(Lines listed in a dataset)
▬▬▬▬▬▬
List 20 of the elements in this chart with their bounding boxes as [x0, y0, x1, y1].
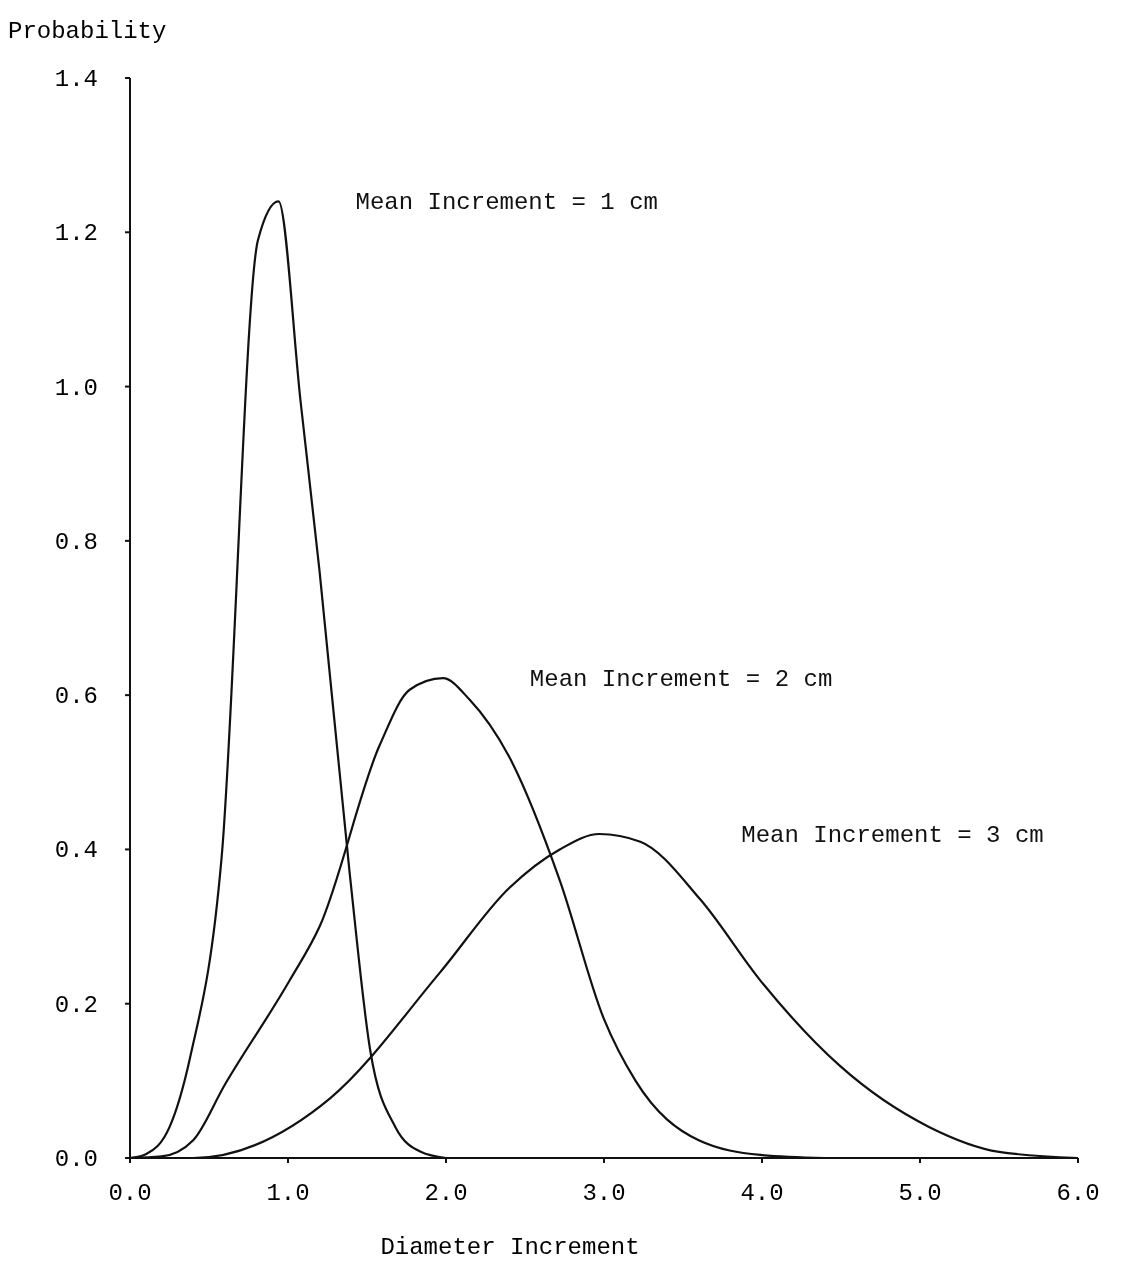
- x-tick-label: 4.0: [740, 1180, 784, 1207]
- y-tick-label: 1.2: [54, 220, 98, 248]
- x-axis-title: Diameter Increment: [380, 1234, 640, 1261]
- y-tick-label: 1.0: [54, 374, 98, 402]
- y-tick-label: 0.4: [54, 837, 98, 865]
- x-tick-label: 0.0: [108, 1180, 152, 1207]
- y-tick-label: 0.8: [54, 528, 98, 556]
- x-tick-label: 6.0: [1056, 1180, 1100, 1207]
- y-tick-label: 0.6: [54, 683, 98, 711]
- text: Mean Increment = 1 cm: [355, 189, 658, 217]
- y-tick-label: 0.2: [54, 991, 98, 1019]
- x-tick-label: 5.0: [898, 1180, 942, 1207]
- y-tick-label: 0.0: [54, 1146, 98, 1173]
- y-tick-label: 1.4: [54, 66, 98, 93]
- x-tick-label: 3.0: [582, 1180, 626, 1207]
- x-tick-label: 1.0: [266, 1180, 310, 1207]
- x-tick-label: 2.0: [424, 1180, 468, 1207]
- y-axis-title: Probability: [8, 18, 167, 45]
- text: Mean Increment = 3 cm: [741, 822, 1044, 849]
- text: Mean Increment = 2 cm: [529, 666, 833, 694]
▬▬▬▬▬▬
» TO BE DONE:
Rewrite the lines above as a Markdown table with the columns "No." and "Line," numbering each row and skipping any blank lines. Leave out the pictures.

» ANSWER IN FULL:
| No. | Line |
|---|---|
| 1 | List 20 of the elements in this chart with their bounding boxes as [x0, y0, x1, y1]. |
| 2 | - x-tick-label: 4.0: [740, 1180, 784, 1207] |
| 3 | - y-tick-label: 1.2: [54, 220, 98, 248] |
| 4 | - x-axis-title: Diameter Increment: [380, 1234, 640, 1261] |
| 5 | - y-tick-label: 1.0: [54, 374, 98, 402] |
| 6 | - y-tick-label: 0.4: [54, 837, 98, 865] |
| 7 | - x-tick-label: 0.0: [108, 1180, 152, 1207] |
| 8 | - y-tick-label: 0.8: [54, 528, 98, 556] |
| 9 | - x-tick-label: 6.0: [1056, 1180, 1100, 1207] |
| 10 | - y-tick-label: 0.6: [54, 683, 98, 711] |
| 11 | - text: Mean Increment = 1 cm: [355, 189, 658, 217] |
| 12 | - y-tick-label: 0.2: [54, 991, 98, 1019] |
| 13 | - x-tick-label: 5.0: [898, 1180, 942, 1207] |
| 14 | - y-tick-label: 0.0: [54, 1146, 98, 1173] |
| 15 | - y-tick-label: 1.4: [54, 66, 98, 93] |
| 16 | - x-tick-label: 3.0: [582, 1180, 626, 1207] |
| 17 | - x-tick-label: 1.0: [266, 1180, 310, 1207] |
| 18 | - x-tick-label: 2.0: [424, 1180, 468, 1207] |
| 19 | - y-axis-title: Probability: [8, 18, 167, 45] |
| 20 | - text: Mean Increment = 3 cm: [741, 822, 1044, 849] |
| 21 | - text: Mean Increment = 2 cm: [529, 666, 833, 694] |